TASK GOAL: Report how many lines include the word "voor", and nothing besides that number.

DATA FOR PROCESSING:
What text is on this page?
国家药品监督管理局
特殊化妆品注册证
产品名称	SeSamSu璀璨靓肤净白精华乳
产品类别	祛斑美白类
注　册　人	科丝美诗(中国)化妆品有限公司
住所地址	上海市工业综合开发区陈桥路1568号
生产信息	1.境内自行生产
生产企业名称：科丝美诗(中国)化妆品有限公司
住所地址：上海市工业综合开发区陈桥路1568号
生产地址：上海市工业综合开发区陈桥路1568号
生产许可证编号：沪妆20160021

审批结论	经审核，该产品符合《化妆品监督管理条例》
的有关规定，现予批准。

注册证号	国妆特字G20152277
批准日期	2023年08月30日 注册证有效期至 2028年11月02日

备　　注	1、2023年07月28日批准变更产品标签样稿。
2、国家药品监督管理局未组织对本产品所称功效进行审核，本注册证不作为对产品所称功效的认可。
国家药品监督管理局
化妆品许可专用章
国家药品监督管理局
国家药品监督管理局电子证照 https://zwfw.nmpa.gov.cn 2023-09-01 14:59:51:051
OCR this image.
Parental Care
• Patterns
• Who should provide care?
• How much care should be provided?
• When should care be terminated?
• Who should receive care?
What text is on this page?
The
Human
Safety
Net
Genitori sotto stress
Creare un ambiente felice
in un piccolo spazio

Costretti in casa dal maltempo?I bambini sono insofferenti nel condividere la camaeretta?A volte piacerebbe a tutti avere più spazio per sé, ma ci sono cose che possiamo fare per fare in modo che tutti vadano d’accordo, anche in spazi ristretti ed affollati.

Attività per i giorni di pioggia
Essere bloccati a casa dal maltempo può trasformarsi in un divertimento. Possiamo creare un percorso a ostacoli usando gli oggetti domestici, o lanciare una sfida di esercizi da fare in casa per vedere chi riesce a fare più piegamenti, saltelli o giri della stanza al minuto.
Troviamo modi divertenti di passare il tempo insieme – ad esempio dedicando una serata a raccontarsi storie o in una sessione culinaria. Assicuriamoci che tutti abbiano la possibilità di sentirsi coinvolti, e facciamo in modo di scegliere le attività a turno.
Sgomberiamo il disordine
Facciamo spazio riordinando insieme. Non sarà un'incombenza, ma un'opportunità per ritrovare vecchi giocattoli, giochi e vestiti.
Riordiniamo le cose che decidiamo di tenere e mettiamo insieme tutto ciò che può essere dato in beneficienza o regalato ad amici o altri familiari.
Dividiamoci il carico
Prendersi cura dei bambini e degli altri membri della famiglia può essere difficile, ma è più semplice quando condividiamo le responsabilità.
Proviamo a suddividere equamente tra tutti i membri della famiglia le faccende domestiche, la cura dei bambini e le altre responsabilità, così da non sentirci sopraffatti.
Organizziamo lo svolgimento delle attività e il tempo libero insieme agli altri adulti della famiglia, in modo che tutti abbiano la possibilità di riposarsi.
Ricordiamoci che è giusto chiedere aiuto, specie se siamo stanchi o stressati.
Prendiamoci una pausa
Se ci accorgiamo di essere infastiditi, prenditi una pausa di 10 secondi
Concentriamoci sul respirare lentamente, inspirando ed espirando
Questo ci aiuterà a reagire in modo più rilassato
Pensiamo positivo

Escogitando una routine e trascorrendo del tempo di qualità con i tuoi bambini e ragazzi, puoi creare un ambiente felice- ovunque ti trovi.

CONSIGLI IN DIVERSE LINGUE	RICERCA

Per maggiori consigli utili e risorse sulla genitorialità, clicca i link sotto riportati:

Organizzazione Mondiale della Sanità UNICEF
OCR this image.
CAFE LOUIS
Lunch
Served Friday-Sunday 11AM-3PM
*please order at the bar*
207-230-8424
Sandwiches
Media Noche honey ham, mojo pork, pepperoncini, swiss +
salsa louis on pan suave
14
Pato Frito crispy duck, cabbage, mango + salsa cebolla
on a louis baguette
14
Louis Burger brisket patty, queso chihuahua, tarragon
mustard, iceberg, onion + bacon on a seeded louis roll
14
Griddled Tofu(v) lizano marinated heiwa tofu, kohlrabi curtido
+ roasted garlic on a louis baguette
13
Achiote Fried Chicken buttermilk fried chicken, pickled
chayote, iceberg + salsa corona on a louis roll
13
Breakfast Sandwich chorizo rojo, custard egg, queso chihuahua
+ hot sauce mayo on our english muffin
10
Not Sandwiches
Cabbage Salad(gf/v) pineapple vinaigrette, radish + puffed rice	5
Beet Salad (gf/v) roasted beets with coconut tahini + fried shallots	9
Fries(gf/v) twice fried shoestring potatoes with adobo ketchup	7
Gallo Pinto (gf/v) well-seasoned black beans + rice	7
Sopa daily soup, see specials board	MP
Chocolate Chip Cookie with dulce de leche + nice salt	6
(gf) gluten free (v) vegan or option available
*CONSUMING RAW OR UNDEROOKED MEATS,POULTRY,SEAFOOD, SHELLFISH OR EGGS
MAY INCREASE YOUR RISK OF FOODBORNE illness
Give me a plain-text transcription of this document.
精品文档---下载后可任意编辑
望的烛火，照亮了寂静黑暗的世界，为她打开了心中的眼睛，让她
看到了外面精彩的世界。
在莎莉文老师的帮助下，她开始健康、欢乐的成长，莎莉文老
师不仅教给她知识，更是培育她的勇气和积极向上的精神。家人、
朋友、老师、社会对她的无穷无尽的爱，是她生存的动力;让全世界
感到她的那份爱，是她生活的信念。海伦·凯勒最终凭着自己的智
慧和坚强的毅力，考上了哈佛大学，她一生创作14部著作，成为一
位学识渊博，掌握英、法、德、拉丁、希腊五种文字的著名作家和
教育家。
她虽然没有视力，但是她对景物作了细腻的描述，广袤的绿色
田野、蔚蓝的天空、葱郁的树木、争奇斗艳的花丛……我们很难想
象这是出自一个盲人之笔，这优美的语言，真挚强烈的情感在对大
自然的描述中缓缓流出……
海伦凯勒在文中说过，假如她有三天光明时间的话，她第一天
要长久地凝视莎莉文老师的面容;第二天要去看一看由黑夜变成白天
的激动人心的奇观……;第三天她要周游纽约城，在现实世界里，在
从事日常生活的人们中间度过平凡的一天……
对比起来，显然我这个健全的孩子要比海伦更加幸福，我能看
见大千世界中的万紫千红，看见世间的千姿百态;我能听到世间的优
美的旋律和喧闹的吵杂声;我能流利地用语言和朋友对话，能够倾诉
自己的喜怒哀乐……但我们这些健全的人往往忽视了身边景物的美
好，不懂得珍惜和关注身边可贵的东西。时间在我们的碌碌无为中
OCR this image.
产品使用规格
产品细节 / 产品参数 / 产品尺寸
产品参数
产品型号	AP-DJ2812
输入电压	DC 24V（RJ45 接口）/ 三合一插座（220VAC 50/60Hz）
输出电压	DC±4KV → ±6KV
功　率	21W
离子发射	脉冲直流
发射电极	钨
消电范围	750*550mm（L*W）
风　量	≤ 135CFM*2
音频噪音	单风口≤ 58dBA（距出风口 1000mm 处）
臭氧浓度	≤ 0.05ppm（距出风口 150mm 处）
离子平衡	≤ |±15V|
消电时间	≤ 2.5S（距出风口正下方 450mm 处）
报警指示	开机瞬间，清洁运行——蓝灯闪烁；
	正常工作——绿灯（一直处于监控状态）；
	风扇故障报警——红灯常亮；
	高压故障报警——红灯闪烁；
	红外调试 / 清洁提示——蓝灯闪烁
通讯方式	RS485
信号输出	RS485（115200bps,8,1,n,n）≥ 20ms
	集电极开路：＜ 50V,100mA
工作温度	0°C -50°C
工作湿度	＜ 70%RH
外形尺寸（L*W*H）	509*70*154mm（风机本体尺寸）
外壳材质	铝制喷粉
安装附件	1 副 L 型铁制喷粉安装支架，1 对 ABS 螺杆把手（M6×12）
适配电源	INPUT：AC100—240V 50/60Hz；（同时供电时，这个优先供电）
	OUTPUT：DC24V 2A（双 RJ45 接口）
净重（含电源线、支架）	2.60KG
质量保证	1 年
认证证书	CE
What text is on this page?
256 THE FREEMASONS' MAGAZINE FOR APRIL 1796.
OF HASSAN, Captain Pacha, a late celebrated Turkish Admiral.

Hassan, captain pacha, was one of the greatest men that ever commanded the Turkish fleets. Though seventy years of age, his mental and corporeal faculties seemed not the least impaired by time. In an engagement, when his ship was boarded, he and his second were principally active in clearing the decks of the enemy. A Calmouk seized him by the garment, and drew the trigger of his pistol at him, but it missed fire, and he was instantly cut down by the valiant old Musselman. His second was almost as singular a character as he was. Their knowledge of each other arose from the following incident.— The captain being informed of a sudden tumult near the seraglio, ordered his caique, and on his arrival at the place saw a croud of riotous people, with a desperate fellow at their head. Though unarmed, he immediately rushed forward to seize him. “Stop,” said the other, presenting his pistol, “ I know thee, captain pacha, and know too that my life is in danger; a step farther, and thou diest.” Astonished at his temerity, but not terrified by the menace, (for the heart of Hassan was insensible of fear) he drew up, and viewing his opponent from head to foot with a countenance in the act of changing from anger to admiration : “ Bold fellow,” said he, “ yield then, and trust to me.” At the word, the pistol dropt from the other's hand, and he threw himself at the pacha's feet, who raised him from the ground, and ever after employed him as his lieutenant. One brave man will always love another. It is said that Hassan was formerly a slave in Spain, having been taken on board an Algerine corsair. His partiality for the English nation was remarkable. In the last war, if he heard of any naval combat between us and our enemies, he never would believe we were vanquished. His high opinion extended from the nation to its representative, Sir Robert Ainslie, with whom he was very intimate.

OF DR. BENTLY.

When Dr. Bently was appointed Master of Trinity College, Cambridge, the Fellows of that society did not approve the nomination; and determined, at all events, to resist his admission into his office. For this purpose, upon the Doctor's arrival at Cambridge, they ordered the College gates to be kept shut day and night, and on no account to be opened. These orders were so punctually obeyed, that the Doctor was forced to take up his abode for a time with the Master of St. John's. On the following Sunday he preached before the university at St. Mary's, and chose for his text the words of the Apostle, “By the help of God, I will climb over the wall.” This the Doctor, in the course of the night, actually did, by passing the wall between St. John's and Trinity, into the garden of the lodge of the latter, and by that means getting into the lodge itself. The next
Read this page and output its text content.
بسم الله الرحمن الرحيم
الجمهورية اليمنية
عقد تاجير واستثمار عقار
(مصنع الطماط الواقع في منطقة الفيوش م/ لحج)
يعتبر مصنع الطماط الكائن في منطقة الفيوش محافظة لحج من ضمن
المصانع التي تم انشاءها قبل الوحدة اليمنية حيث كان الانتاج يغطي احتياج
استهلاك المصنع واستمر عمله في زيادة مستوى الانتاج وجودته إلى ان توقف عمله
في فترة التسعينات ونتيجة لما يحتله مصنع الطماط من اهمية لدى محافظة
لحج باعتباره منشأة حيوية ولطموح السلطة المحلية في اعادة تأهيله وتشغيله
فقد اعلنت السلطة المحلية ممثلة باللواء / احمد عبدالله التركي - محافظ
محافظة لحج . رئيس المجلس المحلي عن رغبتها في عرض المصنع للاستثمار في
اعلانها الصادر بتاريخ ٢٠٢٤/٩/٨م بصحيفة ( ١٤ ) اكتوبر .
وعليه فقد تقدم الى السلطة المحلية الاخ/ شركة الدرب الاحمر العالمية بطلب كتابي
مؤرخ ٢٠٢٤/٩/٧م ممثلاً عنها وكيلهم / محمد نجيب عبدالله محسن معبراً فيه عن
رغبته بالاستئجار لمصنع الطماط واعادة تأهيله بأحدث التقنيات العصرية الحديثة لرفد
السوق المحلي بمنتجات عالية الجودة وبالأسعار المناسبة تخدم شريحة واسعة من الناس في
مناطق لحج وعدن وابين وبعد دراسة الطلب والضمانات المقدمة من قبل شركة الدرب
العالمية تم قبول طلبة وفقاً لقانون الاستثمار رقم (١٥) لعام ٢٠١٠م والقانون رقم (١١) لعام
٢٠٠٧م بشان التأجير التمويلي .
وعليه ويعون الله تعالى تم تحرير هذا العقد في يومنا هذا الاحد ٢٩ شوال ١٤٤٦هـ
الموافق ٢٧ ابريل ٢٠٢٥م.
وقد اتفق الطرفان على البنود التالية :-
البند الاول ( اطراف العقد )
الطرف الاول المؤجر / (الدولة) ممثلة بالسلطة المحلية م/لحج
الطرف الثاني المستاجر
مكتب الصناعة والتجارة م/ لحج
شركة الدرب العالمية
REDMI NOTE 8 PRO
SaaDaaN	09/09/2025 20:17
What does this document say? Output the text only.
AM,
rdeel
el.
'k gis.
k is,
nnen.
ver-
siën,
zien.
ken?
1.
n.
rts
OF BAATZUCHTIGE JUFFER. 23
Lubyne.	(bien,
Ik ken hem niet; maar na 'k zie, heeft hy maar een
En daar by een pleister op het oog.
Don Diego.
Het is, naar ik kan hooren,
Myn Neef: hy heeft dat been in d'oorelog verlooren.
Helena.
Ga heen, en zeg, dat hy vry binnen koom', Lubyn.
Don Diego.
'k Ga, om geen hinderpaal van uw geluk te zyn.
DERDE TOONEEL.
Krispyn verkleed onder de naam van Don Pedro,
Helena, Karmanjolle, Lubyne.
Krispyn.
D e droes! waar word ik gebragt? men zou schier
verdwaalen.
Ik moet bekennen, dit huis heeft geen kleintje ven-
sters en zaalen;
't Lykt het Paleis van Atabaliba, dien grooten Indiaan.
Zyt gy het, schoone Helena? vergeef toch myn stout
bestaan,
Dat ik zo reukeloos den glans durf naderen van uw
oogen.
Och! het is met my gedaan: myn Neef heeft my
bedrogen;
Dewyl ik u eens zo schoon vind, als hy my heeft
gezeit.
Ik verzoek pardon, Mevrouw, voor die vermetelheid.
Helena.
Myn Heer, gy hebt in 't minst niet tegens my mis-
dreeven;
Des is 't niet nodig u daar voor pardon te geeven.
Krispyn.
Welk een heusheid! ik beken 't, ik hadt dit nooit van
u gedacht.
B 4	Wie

EXERCISE OUTPUT: 2